__Exercise task__. Locate and copy all lines bearing the word "Hand".

Dataset items
══════

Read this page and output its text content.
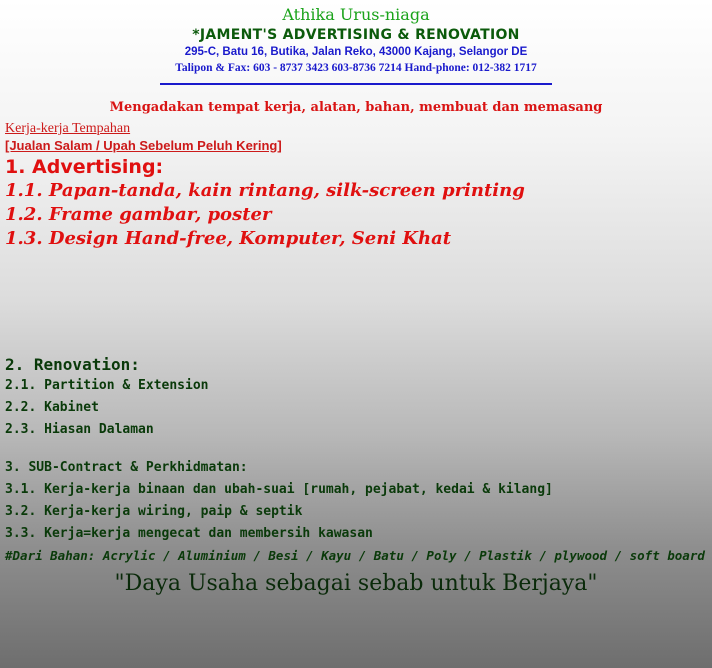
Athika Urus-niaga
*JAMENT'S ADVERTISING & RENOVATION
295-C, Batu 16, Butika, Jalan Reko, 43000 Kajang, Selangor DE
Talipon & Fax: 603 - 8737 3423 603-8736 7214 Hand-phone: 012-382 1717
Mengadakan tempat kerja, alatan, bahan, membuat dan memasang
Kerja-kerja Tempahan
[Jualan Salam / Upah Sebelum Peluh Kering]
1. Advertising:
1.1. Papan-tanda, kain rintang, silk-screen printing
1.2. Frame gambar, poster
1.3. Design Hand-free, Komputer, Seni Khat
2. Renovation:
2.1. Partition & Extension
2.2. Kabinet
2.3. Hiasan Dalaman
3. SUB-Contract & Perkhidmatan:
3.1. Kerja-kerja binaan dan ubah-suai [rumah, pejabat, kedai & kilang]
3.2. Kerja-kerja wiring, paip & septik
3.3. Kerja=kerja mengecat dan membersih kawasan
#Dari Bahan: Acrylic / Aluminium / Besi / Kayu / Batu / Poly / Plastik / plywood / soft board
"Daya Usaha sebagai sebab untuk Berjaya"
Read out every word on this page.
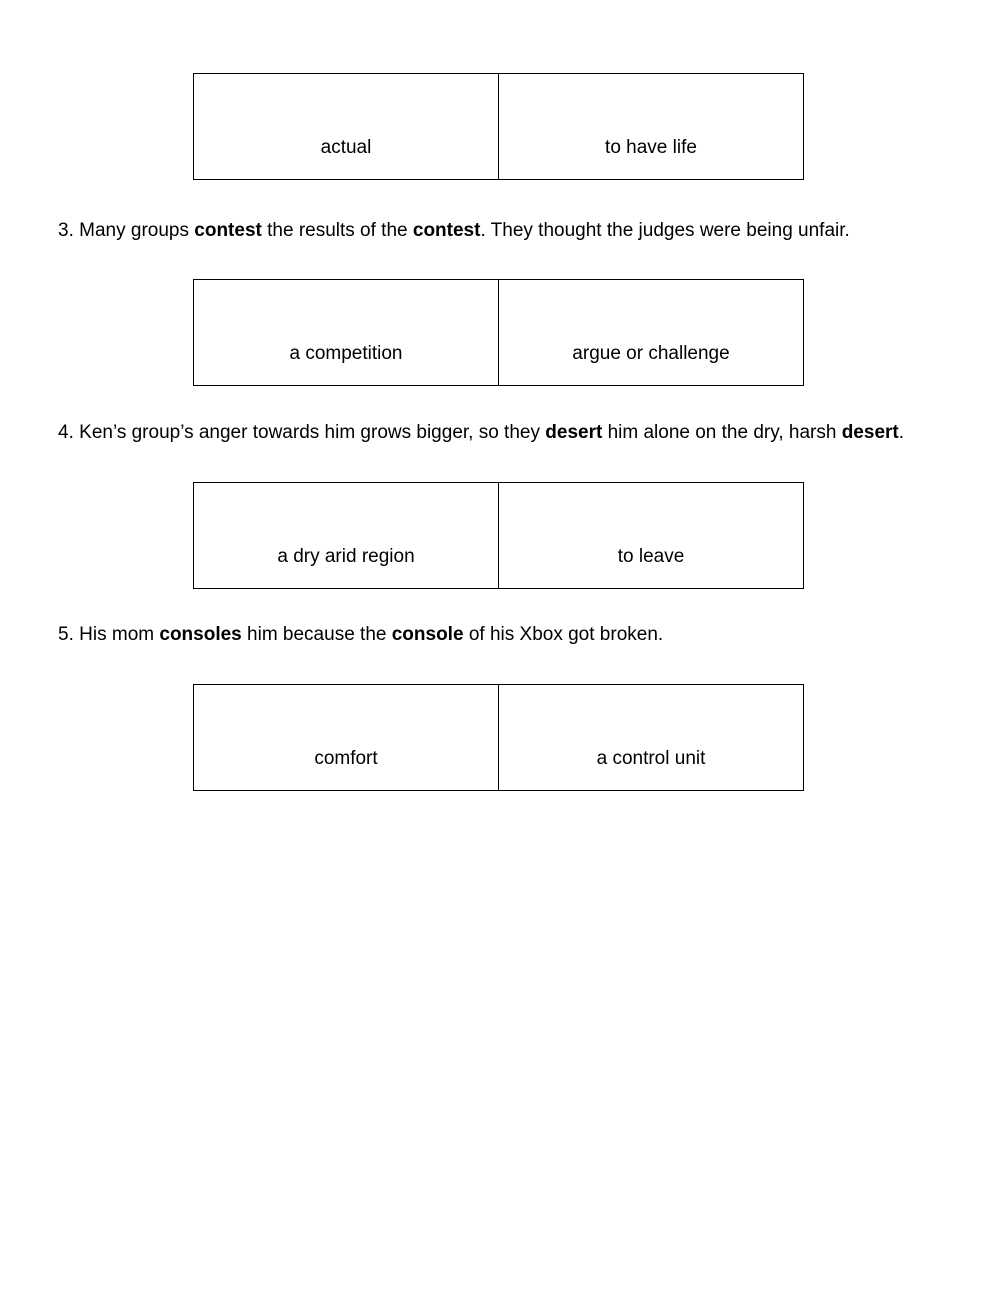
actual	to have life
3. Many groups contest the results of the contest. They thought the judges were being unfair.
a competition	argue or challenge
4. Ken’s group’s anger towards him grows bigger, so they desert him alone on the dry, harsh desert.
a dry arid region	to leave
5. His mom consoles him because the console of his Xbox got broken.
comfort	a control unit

══════

__Written reply__.
Talipon & Fax: 603 - 8737 3423 603-8736 7214 Hand-phone: 012-382 1717
1.3. Design Hand-free, Komputer, Seni Khat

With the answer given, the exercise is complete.